↓↓↓

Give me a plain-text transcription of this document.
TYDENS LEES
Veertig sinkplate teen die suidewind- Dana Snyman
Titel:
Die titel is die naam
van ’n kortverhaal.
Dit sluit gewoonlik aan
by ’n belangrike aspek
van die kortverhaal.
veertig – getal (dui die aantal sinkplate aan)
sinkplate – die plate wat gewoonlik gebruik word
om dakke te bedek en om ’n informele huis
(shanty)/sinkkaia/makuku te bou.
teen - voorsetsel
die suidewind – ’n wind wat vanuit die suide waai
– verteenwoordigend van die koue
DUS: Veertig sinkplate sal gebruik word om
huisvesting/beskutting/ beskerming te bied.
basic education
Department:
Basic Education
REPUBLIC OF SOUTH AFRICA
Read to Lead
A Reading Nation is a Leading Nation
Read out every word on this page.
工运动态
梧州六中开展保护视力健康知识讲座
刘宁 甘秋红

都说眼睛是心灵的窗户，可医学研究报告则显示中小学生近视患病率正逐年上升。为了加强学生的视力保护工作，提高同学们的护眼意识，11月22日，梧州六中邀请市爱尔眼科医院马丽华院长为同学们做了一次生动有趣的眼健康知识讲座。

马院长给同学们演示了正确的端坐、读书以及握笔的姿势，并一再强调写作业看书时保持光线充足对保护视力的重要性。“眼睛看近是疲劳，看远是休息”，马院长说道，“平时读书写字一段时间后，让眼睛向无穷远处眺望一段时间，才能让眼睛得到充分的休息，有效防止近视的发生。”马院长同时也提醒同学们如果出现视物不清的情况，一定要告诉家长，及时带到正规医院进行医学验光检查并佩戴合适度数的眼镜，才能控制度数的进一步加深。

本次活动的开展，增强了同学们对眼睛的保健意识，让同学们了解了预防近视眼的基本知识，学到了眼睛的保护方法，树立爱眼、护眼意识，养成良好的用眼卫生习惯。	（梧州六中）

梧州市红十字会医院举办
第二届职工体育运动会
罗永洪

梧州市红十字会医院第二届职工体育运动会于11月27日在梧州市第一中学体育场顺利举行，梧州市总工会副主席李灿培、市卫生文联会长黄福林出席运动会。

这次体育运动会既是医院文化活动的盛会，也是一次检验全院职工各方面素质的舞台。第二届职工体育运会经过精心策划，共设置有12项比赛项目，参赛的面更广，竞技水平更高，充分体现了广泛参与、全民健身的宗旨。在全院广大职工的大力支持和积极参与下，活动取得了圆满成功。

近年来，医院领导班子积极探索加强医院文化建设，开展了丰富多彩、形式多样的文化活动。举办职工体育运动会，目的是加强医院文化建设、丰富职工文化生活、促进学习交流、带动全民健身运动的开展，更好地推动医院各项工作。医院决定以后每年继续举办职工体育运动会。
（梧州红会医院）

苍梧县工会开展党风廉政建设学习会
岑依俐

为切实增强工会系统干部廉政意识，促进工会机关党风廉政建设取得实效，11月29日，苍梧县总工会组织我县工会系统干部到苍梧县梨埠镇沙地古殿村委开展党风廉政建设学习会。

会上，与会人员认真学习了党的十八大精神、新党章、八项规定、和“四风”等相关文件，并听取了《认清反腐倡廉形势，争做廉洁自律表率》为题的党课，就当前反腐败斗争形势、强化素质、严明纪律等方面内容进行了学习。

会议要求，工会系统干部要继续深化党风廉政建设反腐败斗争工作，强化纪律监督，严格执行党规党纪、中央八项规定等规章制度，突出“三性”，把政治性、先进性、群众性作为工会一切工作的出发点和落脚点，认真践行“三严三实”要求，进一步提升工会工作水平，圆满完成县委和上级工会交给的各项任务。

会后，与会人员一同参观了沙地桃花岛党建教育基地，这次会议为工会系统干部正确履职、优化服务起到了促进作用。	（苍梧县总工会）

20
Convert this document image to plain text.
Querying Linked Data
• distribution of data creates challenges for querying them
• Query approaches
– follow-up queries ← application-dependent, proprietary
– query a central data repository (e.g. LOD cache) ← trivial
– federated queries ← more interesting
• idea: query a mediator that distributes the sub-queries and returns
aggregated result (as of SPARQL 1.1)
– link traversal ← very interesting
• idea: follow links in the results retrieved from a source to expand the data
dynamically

↑↑↑

** Work to be completed **
Make a verbatim copy of every entry shown above.

** The solution **
Give me a plain-text transcription of this document.
TYDENS LEES
Veertig sinkplate teen die suidewind- Dana Snyman
Titel:
Die titel is die naam
van ’n kortverhaal.
Dit sluit gewoonlik aan
by ’n belangrike aspek
van die kortverhaal.
veertig – getal (dui die aantal sinkplate aan)
sinkplate – die plate wat gewoonlik gebruik word
om dakke te bedek en om ’n informele huis
(shanty)/sinkkaia/makuku te bou.
teen - voorsetsel
die suidewind – ’n wind wat vanuit die suide waai
– verteenwoordigend van die koue
DUS: Veertig sinkplate sal gebruik word om
huisvesting/beskutting/ beskerming te bied.
basic education
Department:
Basic Education
REPUBLIC OF SOUTH AFRICA
Read to Lead
A Reading Nation is a Leading Nation
Read out every word on this page.
工运动态
梧州六中开展保护视力健康知识讲座
刘宁 甘秋红

都说眼睛是心灵的窗户，可医学研究报告则显示中小学生近视患病率正逐年上升。为了加强学生的视力保护工作，提高同学们的护眼意识，11月22日，梧州六中邀请市爱尔眼科医院马丽华院长为同学们做了一次生动有趣的眼健康知识讲座。

马院长给同学们演示了正确的端坐、读书以及握笔的姿势，并一再强调写作业看书时保持光线充足对保护视力的重要性。“眼睛看近是疲劳，看远是休息”，马院长说道，“平时读书写字一段时间后，让眼睛向无穷远处眺望一段时间，才能让眼睛得到充分的休息，有效防止近视的发生。”马院长同时也提醒同学们如果出现视物不清的情况，一定要告诉家长，及时带到正规医院进行医学验光检查并佩戴合适度数的眼镜，才能控制度数的进一步加深。

本次活动的开展，增强了同学们对眼睛的保健意识，让同学们了解了预防近视眼的基本知识，学到了眼睛的保护方法，树立爱眼、护眼意识，养成良好的用眼卫生习惯。	（梧州六中）

梧州市红十字会医院举办
第二届职工体育运动会
罗永洪

梧州市红十字会医院第二届职工体育运动会于11月27日在梧州市第一中学体育场顺利举行，梧州市总工会副主席李灿培、市卫生文联会长黄福林出席运动会。

这次体育运动会既是医院文化活动的盛会，也是一次检验全院职工各方面素质的舞台。第二届职工体育运会经过精心策划，共设置有12项比赛项目，参赛的面更广，竞技水平更高，充分体现了广泛参与、全民健身的宗旨。在全院广大职工的大力支持和积极参与下，活动取得了圆满成功。

近年来，医院领导班子积极探索加强医院文化建设，开展了丰富多彩、形式多样的文化活动。举办职工体育运动会，目的是加强医院文化建设、丰富职工文化生活、促进学习交流、带动全民健身运动的开展，更好地推动医院各项工作。医院决定以后每年继续举办职工体育运动会。
（梧州红会医院）

苍梧县工会开展党风廉政建设学习会
岑依俐

为切实增强工会系统干部廉政意识，促进工会机关党风廉政建设取得实效，11月29日，苍梧县总工会组织我县工会系统干部到苍梧县梨埠镇沙地古殿村委开展党风廉政建设学习会。

会上，与会人员认真学习了党的十八大精神、新党章、八项规定、和“四风”等相关文件，并听取了《认清反腐倡廉形势，争做廉洁自律表率》为题的党课，就当前反腐败斗争形势、强化素质、严明纪律等方面内容进行了学习。

会议要求，工会系统干部要继续深化党风廉政建设反腐败斗争工作，强化纪律监督，严格执行党规党纪、中央八项规定等规章制度，突出“三性”，把政治性、先进性、群众性作为工会一切工作的出发点和落脚点，认真践行“三严三实”要求，进一步提升工会工作水平，圆满完成县委和上级工会交给的各项任务。

会后，与会人员一同参观了沙地桃花岛党建教育基地，这次会议为工会系统干部正确履职、优化服务起到了促进作用。	（苍梧县总工会）

20
Convert this document image to plain text.
Querying Linked Data
• distribution of data creates challenges for querying them
• Query approaches
– follow-up queries ← application-dependent, proprietary
– query a central data repository (e.g. LOD cache) ← trivial
– federated queries ← more interesting
• idea: query a mediator that distributes the sub-queries and returns
aggregated result (as of SPARQL 1.1)
– link traversal ← very interesting
• idea: follow links in the results retrieved from a source to expand the data
dynamically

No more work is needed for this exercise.